#### [What you need to do]
Copy every line of the material below word for word, leaving out the pictures.

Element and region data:
►
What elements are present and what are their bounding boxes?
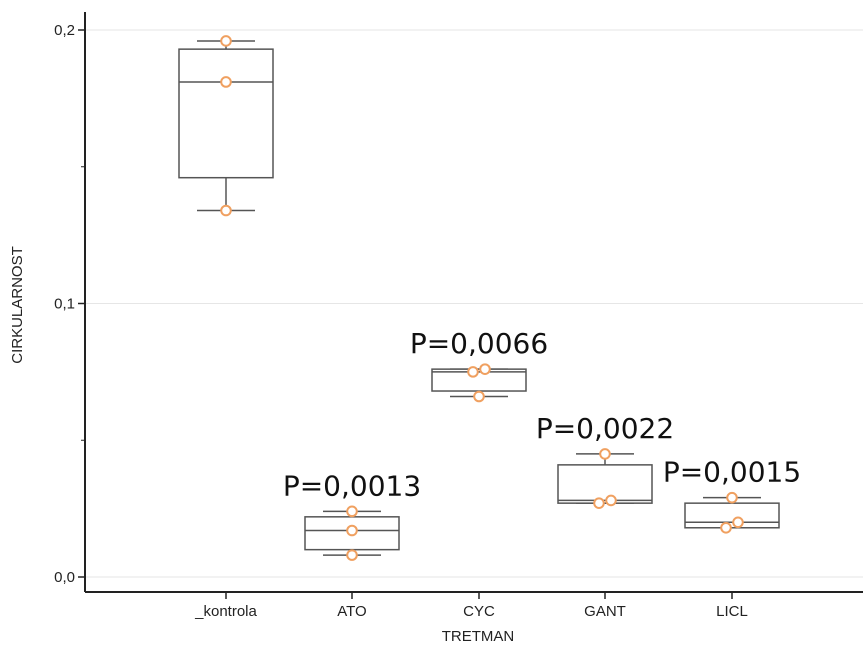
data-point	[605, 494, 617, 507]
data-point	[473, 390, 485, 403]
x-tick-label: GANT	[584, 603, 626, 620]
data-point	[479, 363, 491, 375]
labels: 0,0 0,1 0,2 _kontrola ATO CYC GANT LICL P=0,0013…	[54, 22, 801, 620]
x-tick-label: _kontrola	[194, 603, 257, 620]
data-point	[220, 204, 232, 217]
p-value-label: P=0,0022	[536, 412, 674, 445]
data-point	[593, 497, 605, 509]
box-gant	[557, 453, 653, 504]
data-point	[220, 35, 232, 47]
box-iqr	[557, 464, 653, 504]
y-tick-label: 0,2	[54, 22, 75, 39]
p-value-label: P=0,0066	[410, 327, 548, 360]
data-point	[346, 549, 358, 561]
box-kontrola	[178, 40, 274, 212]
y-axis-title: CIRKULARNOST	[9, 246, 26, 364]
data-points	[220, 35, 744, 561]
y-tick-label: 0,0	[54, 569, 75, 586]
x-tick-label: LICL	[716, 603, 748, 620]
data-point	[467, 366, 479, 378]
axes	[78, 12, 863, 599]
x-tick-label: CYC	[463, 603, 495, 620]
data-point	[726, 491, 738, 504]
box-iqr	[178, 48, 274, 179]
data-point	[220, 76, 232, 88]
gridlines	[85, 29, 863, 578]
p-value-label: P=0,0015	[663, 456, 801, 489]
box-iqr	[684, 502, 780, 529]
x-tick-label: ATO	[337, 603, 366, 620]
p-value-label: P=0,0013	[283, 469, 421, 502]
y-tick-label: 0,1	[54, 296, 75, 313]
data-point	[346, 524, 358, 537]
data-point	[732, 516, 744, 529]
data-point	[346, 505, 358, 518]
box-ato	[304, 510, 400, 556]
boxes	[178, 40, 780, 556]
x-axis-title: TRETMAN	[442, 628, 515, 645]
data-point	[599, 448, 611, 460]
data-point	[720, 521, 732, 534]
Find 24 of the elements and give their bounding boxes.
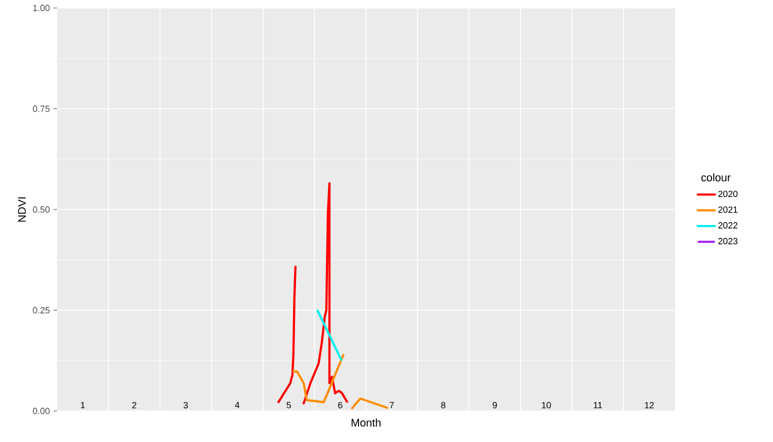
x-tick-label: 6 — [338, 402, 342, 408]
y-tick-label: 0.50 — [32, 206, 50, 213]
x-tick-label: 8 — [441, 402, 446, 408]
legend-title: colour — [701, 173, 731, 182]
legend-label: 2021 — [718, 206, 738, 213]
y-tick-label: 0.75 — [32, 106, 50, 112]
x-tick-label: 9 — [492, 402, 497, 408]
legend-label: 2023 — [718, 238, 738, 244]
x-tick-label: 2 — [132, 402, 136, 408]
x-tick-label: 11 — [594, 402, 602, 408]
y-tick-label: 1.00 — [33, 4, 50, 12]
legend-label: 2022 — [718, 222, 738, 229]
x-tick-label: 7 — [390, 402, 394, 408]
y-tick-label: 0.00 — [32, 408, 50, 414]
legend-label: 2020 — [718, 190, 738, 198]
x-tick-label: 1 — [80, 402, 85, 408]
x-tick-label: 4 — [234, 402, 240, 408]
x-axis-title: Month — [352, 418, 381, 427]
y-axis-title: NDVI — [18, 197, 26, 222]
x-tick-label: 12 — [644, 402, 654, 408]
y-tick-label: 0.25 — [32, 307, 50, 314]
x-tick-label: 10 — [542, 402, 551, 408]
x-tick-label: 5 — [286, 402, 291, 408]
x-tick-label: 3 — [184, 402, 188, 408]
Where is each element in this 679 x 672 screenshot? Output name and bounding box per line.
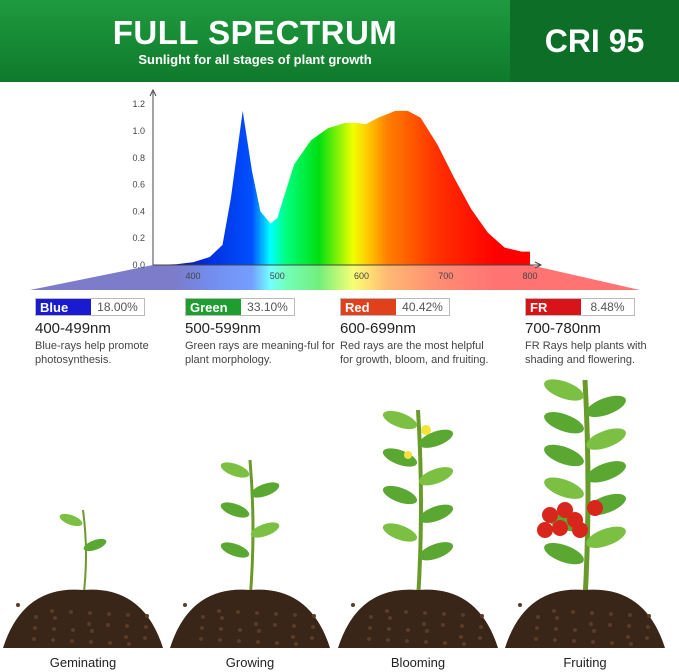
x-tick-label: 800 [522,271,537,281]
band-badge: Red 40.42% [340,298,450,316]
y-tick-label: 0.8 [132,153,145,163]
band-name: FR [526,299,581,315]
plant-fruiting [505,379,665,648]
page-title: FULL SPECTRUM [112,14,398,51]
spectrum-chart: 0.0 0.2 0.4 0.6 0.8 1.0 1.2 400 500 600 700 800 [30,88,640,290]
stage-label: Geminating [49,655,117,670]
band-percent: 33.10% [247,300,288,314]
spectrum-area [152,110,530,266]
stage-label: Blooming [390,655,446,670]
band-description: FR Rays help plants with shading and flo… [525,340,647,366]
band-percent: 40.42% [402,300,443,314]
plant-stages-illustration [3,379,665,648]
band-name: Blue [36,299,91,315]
◄
#### [Solved problem]
What elements are present and what are their bounding boxes?
data-point	[605, 494, 617, 507]
data-point	[473, 390, 485, 403]
x-tick-label: GANT	[584, 603, 626, 620]
data-point	[479, 363, 491, 375]
labels: 0,0 0,1 0,2 _kontrola ATO CYC GANT LICL P=0,0013…	[54, 22, 801, 620]
x-tick-label: _kontrola	[194, 603, 257, 620]
data-point	[220, 204, 232, 217]
p-value-label: P=0,0022	[536, 412, 674, 445]
data-point	[593, 497, 605, 509]
box-gant	[557, 453, 653, 504]
data-point	[220, 35, 232, 47]
box-iqr	[557, 464, 653, 504]
y-tick-label: 0,2	[54, 22, 75, 39]
p-value-label: P=0,0066	[410, 327, 548, 360]
data-point	[346, 549, 358, 561]
box-kontrola	[178, 40, 274, 212]
y-axis-title: CIRKULARNOST	[9, 246, 26, 364]
data-points	[220, 35, 744, 561]
y-tick-label: 0,0	[54, 569, 75, 586]
x-tick-label: LICL	[716, 603, 748, 620]
data-point	[467, 366, 479, 378]
axes	[78, 12, 863, 599]
x-tick-label: CYC	[463, 603, 495, 620]
data-point	[726, 491, 738, 504]
box-iqr	[178, 48, 274, 179]
data-point	[220, 76, 232, 88]
gridlines	[85, 29, 863, 578]
p-value-label: P=0,0015	[663, 456, 801, 489]
box-iqr	[684, 502, 780, 529]
x-tick-label: ATO	[337, 603, 366, 620]
p-value-label: P=0,0013	[283, 469, 421, 502]
y-tick-label: 0,1	[54, 296, 75, 313]
data-point	[346, 524, 358, 537]
data-point	[732, 516, 744, 529]
data-point	[346, 505, 358, 518]
box-ato	[304, 510, 400, 556]
boxes	[178, 40, 780, 556]
x-axis-title: TRETMAN	[442, 628, 515, 645]
data-point	[599, 448, 611, 460]
data-point	[720, 521, 732, 534]
Find 24 of the elements and give their bounding boxes.
x-tick-label: 6 — [338, 402, 342, 408]
y-tick-label: 0.50 — [32, 206, 50, 213]
x-tick-label: 8 — [441, 402, 446, 408]
legend-title: colour — [701, 173, 731, 182]
legend-label: 2021 — [718, 206, 738, 213]
y-tick-label: 0.75 — [32, 106, 50, 112]
x-tick-label: 9 — [492, 402, 497, 408]
legend-label: 2023 — [718, 238, 738, 244]
x-tick-label: 2 — [132, 402, 136, 408]
x-tick-label: 11 — [594, 402, 602, 408]
y-tick-label: 1.00 — [33, 4, 50, 12]
legend-label: 2022 — [718, 222, 738, 229]
x-tick-label: 7 — [390, 402, 394, 408]
y-tick-label: 0.00 — [32, 408, 50, 414]
legend-label: 2020 — [718, 190, 738, 198]
x-tick-label: 1 — [80, 402, 85, 408]
x-tick-label: 4 — [234, 402, 240, 408]
x-axis-title: Month — [352, 418, 381, 427]
y-axis-title: NDVI — [18, 197, 26, 222]
x-tick-label: 12 — [644, 402, 654, 408]
y-tick-label: 0.25 — [32, 307, 50, 314]
x-tick-label: 10 — [542, 402, 551, 408]
x-tick-label: 5 — [286, 402, 291, 408]
x-tick-label: 3 — [184, 402, 188, 408]
Where is each element in this 679 x 672 screenshot? Output name and bounding box per line.
x-tick-label: 800 [522,271,537,281]
band-badge: Red 40.42% [340,298,450,316]
y-tick-label: 0.8 [132,153,145,163]
band-name: FR [526,299,581,315]
plant-fruiting [505,379,665,648]
page-title: FULL SPECTRUM [112,14,398,51]
spectrum-chart: 0.0 0.2 0.4 0.6 0.8 1.0 1.2 400 500 600 700 800 [30,88,640,290]
stage-label: Geminating [49,655,117,670]
band-percent: 33.10% [247,300,288,314]
spectrum-area [152,110,530,266]
stage-label: Blooming [390,655,446,670]
band-description: FR Rays help plants with shading and flo… [525,340,647,366]
band-percent: 40.42% [402,300,443,314]
plant-stages-illustration [3,379,665,648]
band-name: Blue [36,299,91,315]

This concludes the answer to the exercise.